— start Working data —

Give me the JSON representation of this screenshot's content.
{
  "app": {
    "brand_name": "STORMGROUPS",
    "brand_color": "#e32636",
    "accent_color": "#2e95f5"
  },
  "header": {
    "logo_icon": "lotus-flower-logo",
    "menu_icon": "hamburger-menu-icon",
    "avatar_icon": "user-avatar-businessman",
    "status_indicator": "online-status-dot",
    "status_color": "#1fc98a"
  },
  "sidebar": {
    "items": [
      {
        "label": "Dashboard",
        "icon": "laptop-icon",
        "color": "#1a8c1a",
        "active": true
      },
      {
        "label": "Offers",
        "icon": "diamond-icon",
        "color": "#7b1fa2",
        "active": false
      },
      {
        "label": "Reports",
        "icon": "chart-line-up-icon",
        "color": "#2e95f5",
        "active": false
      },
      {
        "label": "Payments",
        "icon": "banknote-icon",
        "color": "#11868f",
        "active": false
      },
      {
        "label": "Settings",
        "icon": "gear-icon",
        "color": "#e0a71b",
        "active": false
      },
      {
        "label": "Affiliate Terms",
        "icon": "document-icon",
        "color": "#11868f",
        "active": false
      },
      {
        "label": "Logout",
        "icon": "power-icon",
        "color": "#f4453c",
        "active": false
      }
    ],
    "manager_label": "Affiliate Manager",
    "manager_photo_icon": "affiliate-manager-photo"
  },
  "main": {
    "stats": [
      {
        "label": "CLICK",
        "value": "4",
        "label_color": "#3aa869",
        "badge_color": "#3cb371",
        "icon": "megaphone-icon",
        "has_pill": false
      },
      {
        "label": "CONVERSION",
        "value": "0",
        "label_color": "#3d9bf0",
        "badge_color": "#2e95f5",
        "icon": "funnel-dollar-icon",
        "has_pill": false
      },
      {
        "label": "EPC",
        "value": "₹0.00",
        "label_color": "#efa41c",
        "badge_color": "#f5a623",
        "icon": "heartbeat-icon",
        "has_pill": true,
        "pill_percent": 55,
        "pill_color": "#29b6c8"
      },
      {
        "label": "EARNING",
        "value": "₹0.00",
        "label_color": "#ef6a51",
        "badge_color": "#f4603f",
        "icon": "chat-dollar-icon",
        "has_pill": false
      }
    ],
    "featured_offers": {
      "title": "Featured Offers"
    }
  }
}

— end Working data —

Task description — Restate every entry word for word.

Response to this exercise —
Give me the JSON representation of this screenshot's content.
{
  "app": {
    "brand_name": "STORMGROUPS",
    "brand_color": "#e32636",
    "accent_color": "#2e95f5"
  },
  "header": {
    "logo_icon": "lotus-flower-logo",
    "menu_icon": "hamburger-menu-icon",
    "avatar_icon": "user-avatar-businessman",
    "status_indicator": "online-status-dot",
    "status_color": "#1fc98a"
  },
  "sidebar": {
    "items": [
      {
        "label": "Dashboard",
        "icon": "laptop-icon",
        "color": "#1a8c1a",
        "active": true
      },
      {
        "label": "Offers",
        "icon": "diamond-icon",
        "color": "#7b1fa2",
        "active": false
      },
      {
        "label": "Reports",
        "icon": "chart-line-up-icon",
        "color": "#2e95f5",
        "active": false
      },
      {
        "label": "Payments",
        "icon": "banknote-icon",
        "color": "#11868f",
        "active": false
      },
      {
        "label": "Settings",
        "icon": "gear-icon",
        "color": "#e0a71b",
        "active": false
      },
      {
        "label": "Affiliate Terms",
        "icon": "document-icon",
        "color": "#11868f",
        "active": false
      },
      {
        "label": "Logout",
        "icon": "power-icon",
        "color": "#f4453c",
        "active": false
      }
    ],
    "manager_label": "Affiliate Manager",
    "manager_photo_icon": "affiliate-manager-photo"
  },
  "main": {
    "stats": [
      {
        "label": "CLICK",
        "value": "4",
        "label_color": "#3aa869",
        "badge_color": "#3cb371",
        "icon": "megaphone-icon",
        "has_pill": false
      },
      {
        "label": "CONVERSION",
        "value": "0",
        "label_color": "#3d9bf0",
        "badge_color": "#2e95f5",
        "icon": "funnel-dollar-icon",
        "has_pill": false
      },
      {
        "label": "EPC",
        "value": "₹0.00",
        "label_color": "#efa41c",
        "badge_color": "#f5a623",
        "icon": "heartbeat-icon",
        "has_pill": true,
        "pill_percent": 55,
        "pill_color": "#29b6c8"
      },
      {
        "label": "EARNING",
        "value": "₹0.00",
        "label_color": "#ef6a51",
        "badge_color": "#f4603f",
        "icon": "chat-dollar-icon",
        "has_pill": false
      }
    ],
    "featured_offers": {
      "title": "Featured Offers"
    }
  }
}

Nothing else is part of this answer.